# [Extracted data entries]
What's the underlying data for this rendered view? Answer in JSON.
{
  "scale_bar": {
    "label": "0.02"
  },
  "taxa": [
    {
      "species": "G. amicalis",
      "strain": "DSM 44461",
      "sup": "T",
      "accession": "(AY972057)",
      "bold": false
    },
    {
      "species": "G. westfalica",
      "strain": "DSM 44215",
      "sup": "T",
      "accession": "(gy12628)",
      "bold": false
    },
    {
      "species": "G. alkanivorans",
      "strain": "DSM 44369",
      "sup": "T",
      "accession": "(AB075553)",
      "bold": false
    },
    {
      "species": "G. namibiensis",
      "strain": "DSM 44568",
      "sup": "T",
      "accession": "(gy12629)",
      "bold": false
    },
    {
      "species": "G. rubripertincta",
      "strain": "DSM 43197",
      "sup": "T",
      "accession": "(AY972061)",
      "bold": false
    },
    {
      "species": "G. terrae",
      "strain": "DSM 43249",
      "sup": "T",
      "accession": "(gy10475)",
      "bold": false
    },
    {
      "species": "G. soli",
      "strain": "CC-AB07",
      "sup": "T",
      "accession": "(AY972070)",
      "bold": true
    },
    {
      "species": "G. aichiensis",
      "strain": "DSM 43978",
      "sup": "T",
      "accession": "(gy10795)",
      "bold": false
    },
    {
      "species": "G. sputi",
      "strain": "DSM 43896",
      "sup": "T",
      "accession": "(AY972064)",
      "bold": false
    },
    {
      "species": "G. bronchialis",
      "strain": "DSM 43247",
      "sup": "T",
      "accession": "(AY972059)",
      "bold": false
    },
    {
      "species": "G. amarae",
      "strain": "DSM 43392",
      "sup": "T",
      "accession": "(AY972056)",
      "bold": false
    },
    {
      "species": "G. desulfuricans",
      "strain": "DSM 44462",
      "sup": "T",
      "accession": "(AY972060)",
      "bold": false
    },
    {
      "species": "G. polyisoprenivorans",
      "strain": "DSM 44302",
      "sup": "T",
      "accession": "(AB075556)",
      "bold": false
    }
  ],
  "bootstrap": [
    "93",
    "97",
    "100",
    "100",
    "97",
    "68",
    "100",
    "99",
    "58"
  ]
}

# [Challenge]
Extract the complete listing above, reproducing each line exactly.

# [Answer]
What's the underlying data for this rendered view? Answer in JSON.
{
  "scale_bar": {
    "label": "0.02"
  },
  "taxa": [
    {
      "species": "G. amicalis",
      "strain": "DSM 44461",
      "sup": "T",
      "accession": "(AY972057)",
      "bold": false
    },
    {
      "species": "G. westfalica",
      "strain": "DSM 44215",
      "sup": "T",
      "accession": "(gy12628)",
      "bold": false
    },
    {
      "species": "G. alkanivorans",
      "strain": "DSM 44369",
      "sup": "T",
      "accession": "(AB075553)",
      "bold": false
    },
    {
      "species": "G. namibiensis",
      "strain": "DSM 44568",
      "sup": "T",
      "accession": "(gy12629)",
      "bold": false
    },
    {
      "species": "G. rubripertincta",
      "strain": "DSM 43197",
      "sup": "T",
      "accession": "(AY972061)",
      "bold": false
    },
    {
      "species": "G. terrae",
      "strain": "DSM 43249",
      "sup": "T",
      "accession": "(gy10475)",
      "bold": false
    },
    {
      "species": "G. soli",
      "strain": "CC-AB07",
      "sup": "T",
      "accession": "(AY972070)",
      "bold": true
    },
    {
      "species": "G. aichiensis",
      "strain": "DSM 43978",
      "sup": "T",
      "accession": "(gy10795)",
      "bold": false
    },
    {
      "species": "G. sputi",
      "strain": "DSM 43896",
      "sup": "T",
      "accession": "(AY972064)",
      "bold": false
    },
    {
      "species": "G. bronchialis",
      "strain": "DSM 43247",
      "sup": "T",
      "accession": "(AY972059)",
      "bold": false
    },
    {
      "species": "G. amarae",
      "strain": "DSM 43392",
      "sup": "T",
      "accession": "(AY972056)",
      "bold": false
    },
    {
      "species": "G. desulfuricans",
      "strain": "DSM 44462",
      "sup": "T",
      "accession": "(AY972060)",
      "bold": false
    },
    {
      "species": "G. polyisoprenivorans",
      "strain": "DSM 44302",
      "sup": "T",
      "accession": "(AB075556)",
      "bold": false
    }
  ],
  "bootstrap": [
    "93",
    "97",
    "100",
    "100",
    "97",
    "68",
    "100",
    "99",
    "58"
  ]
}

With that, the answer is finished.